Problem description
Go through the entries below and pick out every line with "content".

Figure dataset records
=======

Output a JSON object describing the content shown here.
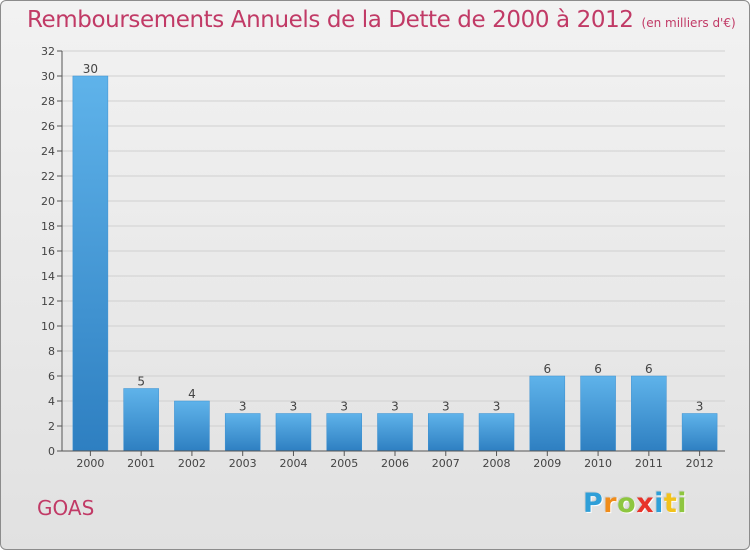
{
  "header": {
    "title": "Remboursements Annuels de la Dette de 2000 à 2012",
    "subtitle": "(en milliers d'€)"
  },
  "footer": {
    "place": "GOAS",
    "logo_letters": [
      "P",
      "r",
      "o",
      "x",
      "i",
      "t",
      "i"
    ]
  },
  "colors": {
    "title": "#c13a66",
    "bar_light": "#5fb3ea",
    "bar_dark": "#2e7fc1",
    "grid": "#d0d0d0",
    "axis": "#555555"
  },
  "chart_data": {
    "type": "bar",
    "title": "Remboursements Annuels de la Dette de 2000 à 2012",
    "xlabel": "",
    "ylabel": "",
    "categories": [
      "2000",
      "2001",
      "2002",
      "2003",
      "2004",
      "2005",
      "2006",
      "2007",
      "2008",
      "2009",
      "2010",
      "2011",
      "2012"
    ],
    "values": [
      30,
      5,
      4,
      3,
      3,
      3,
      3,
      3,
      3,
      6,
      6,
      6,
      3
    ],
    "ylim": [
      0,
      32
    ],
    "yticks": [
      0,
      2,
      4,
      6,
      8,
      10,
      12,
      14,
      16,
      18,
      20,
      22,
      24,
      26,
      28,
      30,
      32
    ],
    "grid": true
  }
}
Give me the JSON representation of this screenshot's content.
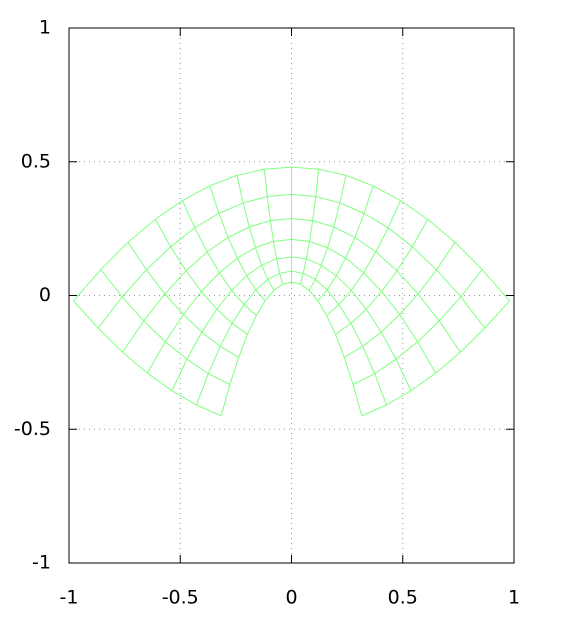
{
  "chart_data": {
    "type": "mesh",
    "color": "#80ff80",
    "grid": true,
    "xlim": [
      -1,
      1
    ],
    "ylim": [
      -1,
      1
    ],
    "xticks": [
      -1,
      -0.5,
      0,
      0.5,
      1
    ],
    "yticks": [
      -1,
      -0.5,
      0,
      0.5,
      1
    ],
    "rows": [
      {
        "x": [
          -0.316,
          -0.277,
          -0.237,
          -0.198,
          -0.158,
          -0.119,
          -0.079,
          -0.04,
          0,
          0.04,
          0.079,
          0.119,
          0.158,
          0.198,
          0.237,
          0.277,
          0.316
        ],
        "y": [
          -0.45,
          -0.333,
          -0.231,
          -0.145,
          -0.075,
          -0.02,
          0.019,
          0.042,
          0.05,
          0.042,
          0.019,
          -0.02,
          -0.075,
          -0.145,
          -0.231,
          -0.333,
          -0.45
        ]
      },
      {
        "x": [
          -0.427,
          -0.374,
          -0.32,
          -0.267,
          -0.213,
          -0.16,
          -0.107,
          -0.053,
          0,
          0.053,
          0.107,
          0.16,
          0.213,
          0.267,
          0.32,
          0.374,
          0.427
        ],
        "y": [
          -0.409,
          -0.292,
          -0.19,
          -0.104,
          -0.034,
          0.021,
          0.06,
          0.083,
          0.091,
          0.083,
          0.06,
          0.021,
          -0.034,
          -0.104,
          -0.19,
          -0.292,
          -0.409
        ]
      },
      {
        "x": [
          -0.537,
          -0.47,
          -0.403,
          -0.336,
          -0.269,
          -0.202,
          -0.134,
          -0.067,
          0,
          0.067,
          0.134,
          0.202,
          0.269,
          0.336,
          0.403,
          0.47,
          0.537
        ],
        "y": [
          -0.356,
          -0.238,
          -0.137,
          -0.051,
          0.019,
          0.074,
          0.113,
          0.137,
          0.144,
          0.137,
          0.113,
          0.074,
          0.019,
          -0.051,
          -0.137,
          -0.238,
          -0.356
        ]
      },
      {
        "x": [
          -0.648,
          -0.567,
          -0.486,
          -0.405,
          -0.324,
          -0.243,
          -0.162,
          -0.081,
          0,
          0.081,
          0.162,
          0.243,
          0.324,
          0.405,
          0.486,
          0.567,
          0.648
        ],
        "y": [
          -0.29,
          -0.173,
          -0.071,
          0.015,
          0.085,
          0.14,
          0.179,
          0.202,
          0.21,
          0.202,
          0.179,
          0.14,
          0.085,
          0.015,
          -0.071,
          -0.173,
          -0.29
        ]
      },
      {
        "x": [
          -0.759,
          -0.664,
          -0.569,
          -0.474,
          -0.379,
          -0.285,
          -0.19,
          -0.095,
          0,
          0.095,
          0.19,
          0.285,
          0.379,
          0.474,
          0.569,
          0.664,
          0.759
        ],
        "y": [
          -0.212,
          -0.095,
          0.006,
          0.092,
          0.163,
          0.217,
          0.256,
          0.28,
          0.288,
          0.28,
          0.256,
          0.217,
          0.163,
          0.092,
          0.006,
          -0.095,
          -0.212
        ]
      },
      {
        "x": [
          -0.869,
          -0.761,
          -0.652,
          -0.543,
          -0.435,
          -0.326,
          -0.217,
          -0.109,
          0,
          0.109,
          0.217,
          0.326,
          0.435,
          0.543,
          0.652,
          0.761,
          0.869
        ],
        "y": [
          -0.122,
          -0.005,
          0.096,
          0.182,
          0.253,
          0.307,
          0.346,
          0.37,
          0.378,
          0.37,
          0.346,
          0.307,
          0.253,
          0.182,
          0.096,
          -0.005,
          -0.122
        ]
      },
      {
        "x": [
          -0.98,
          -0.857,
          -0.735,
          -0.612,
          -0.49,
          -0.367,
          -0.245,
          -0.122,
          0,
          0.122,
          0.245,
          0.367,
          0.49,
          0.612,
          0.735,
          0.857,
          0.98
        ],
        "y": [
          -0.02,
          0.097,
          0.199,
          0.285,
          0.355,
          0.41,
          0.449,
          0.472,
          0.48,
          0.472,
          0.449,
          0.41,
          0.355,
          0.285,
          0.199,
          0.097,
          -0.02
        ]
      }
    ]
  }
}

=======

Solution
Output a JSON object describing the content shown here.
Give me the JSON representation of this screenshot's content.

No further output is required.